What the task requires:
Can you reproduce every line of the records below with "wire" replaced by "cable", leaving everything else unchanged and omitting the pictures?
— Start —
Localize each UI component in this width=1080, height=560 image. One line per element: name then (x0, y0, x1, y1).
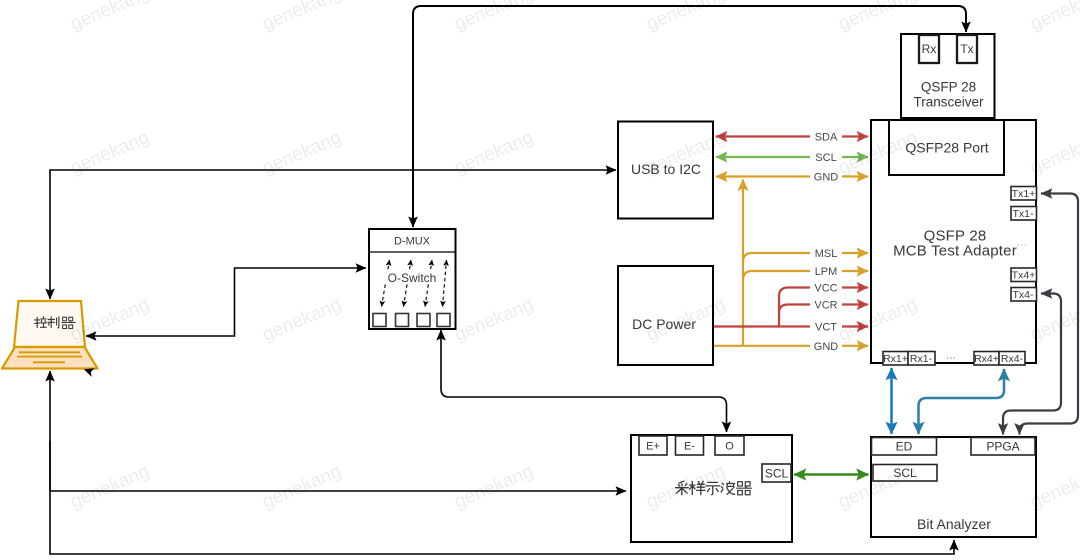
laptop label 控制器 (35, 317, 76, 329)
wire GND (716, 175, 868, 177)
port E+ (639, 436, 667, 455)
box QSFP 28 MCB Test Adapter (871, 120, 1036, 363)
box USB to I2C (618, 122, 713, 219)
port Rx1- (908, 352, 935, 366)
svg-text:Rx4+: Rx4+ (974, 353, 999, 365)
port Rx (919, 35, 939, 63)
svg-text:O-Switch: O-Switch (388, 271, 437, 285)
svg-text:genekang: genekang (259, 0, 344, 35)
svg-text:SCL: SCL (815, 152, 836, 164)
svg-text:Rx1+: Rx1+ (883, 353, 908, 365)
svg-text:VCC: VCC (814, 283, 837, 295)
svg-text:genekang: genekang (67, 0, 152, 35)
wire SCL (716, 156, 868, 158)
D-MUX dashed links (382, 260, 447, 307)
svg-text:Bit Analyzer: Bit Analyzer (917, 516, 991, 532)
wire labels (810, 131, 842, 353)
wire MSL (743, 253, 868, 262)
svg-text:E+: E+ (646, 441, 660, 453)
port E- (676, 436, 704, 455)
svg-text:genekang: genekang (451, 294, 536, 346)
svg-text:E-: E- (684, 441, 695, 453)
oscilloscope label 采样示波器 (676, 481, 752, 495)
port Tx4- (1011, 288, 1037, 302)
svg-text:VCR: VCR (814, 300, 837, 312)
svg-text:genekang: genekang (67, 461, 152, 513)
port SCL scope (762, 464, 791, 482)
svg-text:GND: GND (814, 172, 839, 184)
wire SCL scope to SCL analyzer (green) (794, 473, 869, 476)
box sampling oscilloscope (631, 435, 792, 542)
svg-text:Tx1-: Tx1- (1013, 208, 1035, 220)
wire GND2 (714, 345, 868, 347)
svg-text:O: O (725, 441, 734, 453)
O-Switch label (383, 271, 441, 285)
wire Rx4+ to ED (blue S) (919, 369, 1005, 434)
svg-text:genekang: genekang (259, 294, 344, 346)
port Rx4+ (974, 352, 999, 366)
svg-text:genekang: genekang (451, 127, 536, 179)
svg-text:Rx: Rx (922, 42, 937, 56)
wire VCT (714, 325, 868, 327)
svg-text:⋯: ⋯ (1017, 240, 1027, 251)
wire Tx1+ to PPGA (dark) (1020, 194, 1079, 435)
box D-MUX (369, 229, 456, 329)
wire VCR (779, 305, 868, 314)
svg-text:Tx4-: Tx4- (1013, 289, 1035, 301)
svg-text:genekang: genekang (67, 127, 152, 179)
wire VCC (779, 288, 868, 327)
wire laptop to Bit Analyzer (bottom) (50, 371, 954, 554)
svg-text:genekang: genekang (451, 461, 536, 513)
wire LPM (743, 271, 868, 280)
svg-text:PPGA: PPGA (986, 440, 1019, 454)
box QSFP28 Port (889, 120, 1004, 175)
svg-text:Tx1+: Tx1+ (1012, 188, 1036, 200)
svg-text:VCT: VCT (815, 322, 837, 334)
wire Tx4- to PPGA (dark) (1003, 294, 1061, 435)
port Rx1+ (883, 352, 908, 366)
svg-text:D-MUX: D-MUX (394, 236, 431, 248)
port ED (872, 438, 937, 456)
port Tx4+ (1011, 268, 1037, 282)
wire laptop to USB-to-I2C (50, 170, 616, 299)
svg-text:QSFP 28: QSFP 28 (921, 80, 976, 95)
arrowhead into laptop bottom-right (84, 368, 95, 377)
svg-text:SDA: SDA (815, 132, 838, 144)
port Rx4- (999, 352, 1025, 366)
box DC Power (618, 266, 713, 365)
port Tx (957, 35, 977, 63)
wire laptop to D-MUX (86, 268, 366, 336)
box Bit Analyzer (871, 437, 1036, 537)
svg-text:LPM: LPM (815, 266, 838, 278)
svg-text:SCL: SCL (765, 467, 789, 481)
svg-text:Tx: Tx (960, 42, 973, 56)
svg-text:genekang: genekang (1027, 0, 1080, 35)
svg-text:genekang: genekang (259, 127, 344, 179)
svg-text:Rx4-: Rx4- (1001, 353, 1024, 365)
laptop controller (2, 301, 98, 369)
svg-text:MSL: MSL (815, 248, 838, 260)
svg-text:genekang: genekang (259, 461, 344, 513)
svg-text:ED: ED (896, 440, 913, 454)
port Tx1+ (1011, 187, 1037, 201)
wire Rx1+ to ED (blue) (890, 368, 893, 434)
wire SDA (716, 135, 868, 137)
svg-text:Transceiver: Transceiver (913, 95, 984, 110)
wire D-MUX to QSFP28 transceiver (top) (413, 6, 966, 227)
wire GND vertical riser (742, 180, 744, 346)
svg-text:⋯: ⋯ (946, 353, 956, 364)
svg-text:GND: GND (814, 341, 839, 353)
port Tx1- (1011, 207, 1037, 221)
svg-text:Rx1-: Rx1- (910, 353, 933, 365)
svg-text:Tx4+: Tx4+ (1012, 270, 1036, 282)
svg-text:MCB Test Adapter: MCB Test Adapter (893, 243, 1017, 260)
port O (715, 436, 744, 455)
wire D-MUX to oscilloscope O port (441, 330, 727, 432)
wire laptop to oscilloscope (50, 441, 626, 491)
D-MUX switch squares (373, 314, 450, 327)
box QSFP 28 Transceiver (901, 34, 995, 118)
port PPGA (971, 438, 1035, 456)
port SCL analyzer (873, 465, 937, 482)
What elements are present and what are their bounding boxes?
— End —
Solution:
Localize each UI component in this width=1080, height=560 image. One line per element: name then (x0, y0, x1, y1).
laptop label 控制器 (35, 317, 76, 329)
cable GND (716, 175, 868, 177)
port E+ (639, 436, 667, 455)
box QSFP 28 MCB Test Adapter (871, 120, 1036, 363)
box USB to I2C (618, 122, 713, 219)
port Rx1- (908, 352, 935, 366)
svg-text:Rx4+: Rx4+ (974, 353, 999, 365)
port Rx (919, 35, 939, 63)
svg-text:O-Switch: O-Switch (388, 271, 437, 285)
svg-text:genekang: genekang (259, 0, 344, 35)
svg-text:SCL: SCL (815, 152, 836, 164)
svg-text:Rx1+: Rx1+ (883, 353, 908, 365)
svg-text:VCC: VCC (814, 283, 837, 295)
svg-text:genekang: genekang (67, 0, 152, 35)
cable SCL (716, 156, 868, 158)
D-MUX dashed links (382, 260, 447, 307)
svg-text:Bit Analyzer: Bit Analyzer (917, 516, 991, 532)
cable labels (810, 131, 842, 353)
cable MSL (743, 253, 868, 262)
svg-text:E+: E+ (646, 441, 660, 453)
port E- (676, 436, 704, 455)
svg-text:genekang: genekang (451, 294, 536, 346)
svg-text:E-: E- (684, 441, 695, 453)
oscilloscope label 采样示波器 (676, 481, 752, 495)
port Tx4- (1011, 288, 1037, 302)
svg-text:VCR: VCR (814, 300, 837, 312)
svg-text:genekang: genekang (67, 461, 152, 513)
port SCL scope (762, 464, 791, 482)
svg-text:GND: GND (814, 172, 839, 184)
cable SCL scope to SCL analyzer (green) (794, 473, 869, 476)
box sampling oscilloscope (631, 435, 792, 542)
svg-text:Tx1-: Tx1- (1013, 208, 1035, 220)
cable GND2 (714, 345, 868, 347)
svg-text:O: O (725, 441, 734, 453)
O-Switch label (383, 271, 441, 285)
cable Rx4+ to ED (blue S) (919, 369, 1005, 434)
svg-text:genekang: genekang (259, 294, 344, 346)
port Rx4+ (974, 352, 999, 366)
svg-text:genekang: genekang (451, 127, 536, 179)
svg-text:Rx: Rx (922, 42, 937, 56)
cable VCT (714, 325, 868, 327)
svg-text:⋯: ⋯ (1017, 240, 1027, 251)
cable Tx1+ to PPGA (dark) (1020, 194, 1079, 435)
box D-MUX (369, 229, 456, 329)
cable VCR (779, 305, 868, 314)
svg-text:Tx4-: Tx4- (1013, 289, 1035, 301)
svg-text:genekang: genekang (67, 127, 152, 179)
cable VCC (779, 288, 868, 327)
cable laptop to Bit Analyzer (bottom) (50, 371, 954, 554)
svg-text:genekang: genekang (451, 461, 536, 513)
cable LPM (743, 271, 868, 280)
svg-text:PPGA: PPGA (986, 440, 1019, 454)
box QSFP28 Port (889, 120, 1004, 175)
svg-text:Tx1+: Tx1+ (1012, 188, 1036, 200)
svg-text:VCT: VCT (815, 322, 837, 334)
cable Tx4- to PPGA (dark) (1003, 294, 1061, 435)
port Rx1+ (883, 352, 908, 366)
svg-text:D-MUX: D-MUX (394, 236, 431, 248)
port ED (872, 438, 937, 456)
port Tx4+ (1011, 268, 1037, 282)
cable laptop to USB-to-I2C (50, 170, 616, 299)
svg-text:QSFP 28: QSFP 28 (921, 80, 976, 95)
arrowhead into laptop bottom-right (84, 368, 95, 377)
svg-text:SDA: SDA (815, 132, 838, 144)
port Rx4- (999, 352, 1025, 366)
box DC Power (618, 266, 713, 365)
port Tx (957, 35, 977, 63)
cable laptop to D-MUX (86, 268, 366, 336)
box Bit Analyzer (871, 437, 1036, 537)
svg-text:LPM: LPM (815, 266, 838, 278)
svg-text:SCL: SCL (765, 467, 789, 481)
svg-text:Tx: Tx (960, 42, 973, 56)
svg-text:genekang: genekang (1027, 0, 1080, 35)
svg-text:genekang: genekang (259, 127, 344, 179)
svg-text:Rx4-: Rx4- (1001, 353, 1024, 365)
laptop controller (2, 301, 98, 369)
svg-text:MSL: MSL (815, 248, 838, 260)
svg-text:genekang: genekang (259, 461, 344, 513)
svg-text:ED: ED (896, 440, 913, 454)
port Tx1+ (1011, 187, 1037, 201)
cable Rx1+ to ED (blue) (890, 368, 893, 434)
cable SDA (716, 135, 868, 137)
svg-text:Transceiver: Transceiver (913, 95, 984, 110)
cable D-MUX to QSFP28 transceiver (top) (413, 6, 966, 227)
cable GND vertical riser (742, 180, 744, 346)
svg-text:⋯: ⋯ (946, 353, 956, 364)
svg-text:GND: GND (814, 341, 839, 353)
port Tx1- (1011, 207, 1037, 221)
svg-text:Rx1-: Rx1- (910, 353, 933, 365)
svg-text:Tx4+: Tx4+ (1012, 270, 1036, 282)
svg-text:MCB Test Adapter: MCB Test Adapter (893, 243, 1017, 260)
port O (715, 436, 744, 455)
cable D-MUX to oscilloscope O port (441, 330, 727, 432)
cable laptop to oscilloscope (50, 441, 626, 491)
D-MUX switch squares (373, 314, 450, 327)
box QSFP 28 Transceiver (901, 34, 995, 118)
port PPGA (971, 438, 1035, 456)
port SCL analyzer (873, 465, 937, 482)
What elements are present and what are their bounding boxes?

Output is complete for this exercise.